▶ Challenge
Report how many lines below contain the word "Quando", and give only that number.

* * *

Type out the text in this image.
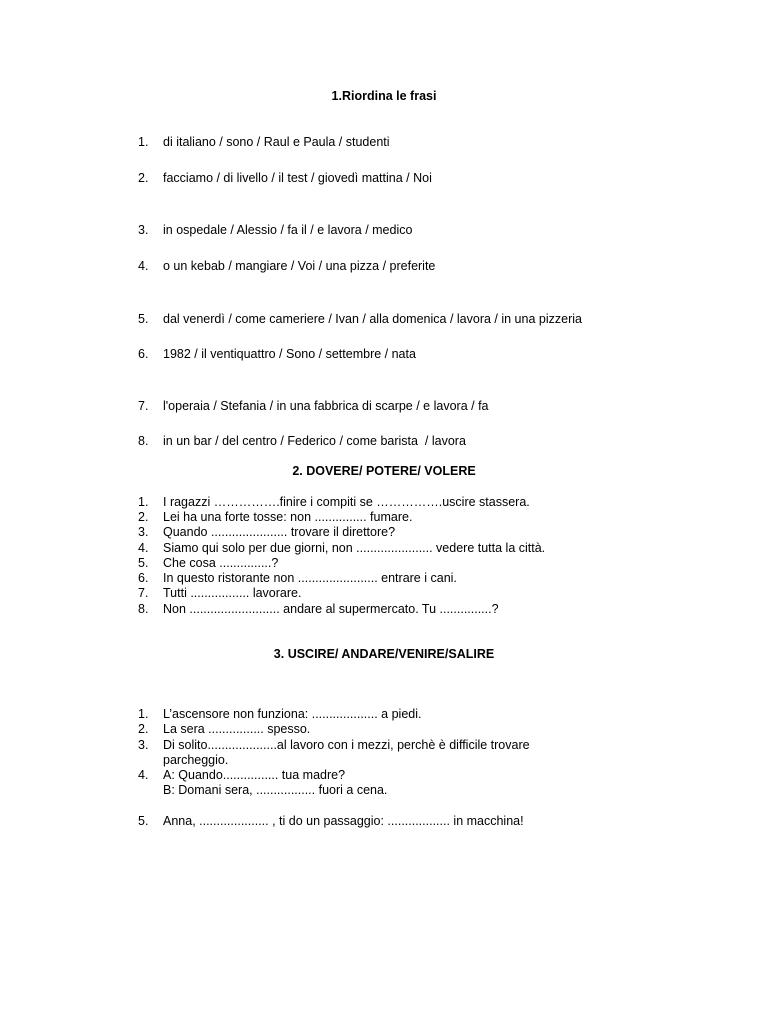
1.Riordina le frasi
1. di italiano / sono / Raul e Paula / studenti
2. facciamo / di livello / il test / giovedì mattina / Noi
3. in ospedale / Alessio / fa il / e lavora / medico
4. o un kebab / mangiare / Voi / una pizza / preferite
5. dal venerdì / come cameriere / Ivan / alla domenica / lavora / in una pizzeria
6. 1982 / il ventiquattro / Sono / settembre / nata
7. l'operaia / Stefania / in una fabbrica di scarpe / e lavora / fa
8. in un bar / del centro / Federico / come barista  / lavora
2. DOVERE/ POTERE/ VOLERE
1. I ragazzi …………….finire i compiti se …………….uscire stassera.
2. Lei ha una forte tosse: non ............... fumare.
3. Quando ...................... trovare il direttore?
4. Siamo qui solo per due giorni, non ...................... vedere tutta la città.
5. Che cosa ...............?
6. In questo ristorante non ....................... entrare i cani.
7. Tutti ................. lavorare.
8. Non .......................... andare al supermercato. Tu ...............?
3. USCIRE/ ANDARE/VENIRE/SALIRE
1. L’ascensore non funziona: ................... a piedi.
2. La sera ................ spesso.
3. Di solito....................al lavoro con i mezzi, perchè è difficile trovare
parcheggio.
4. A: Quando................ tua madre?
B: Domani sera, ................. fuori a cena.
5. Anna, .................... , ti do un passaggio: .................. in macchina!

* * *

▶ Expected answer
2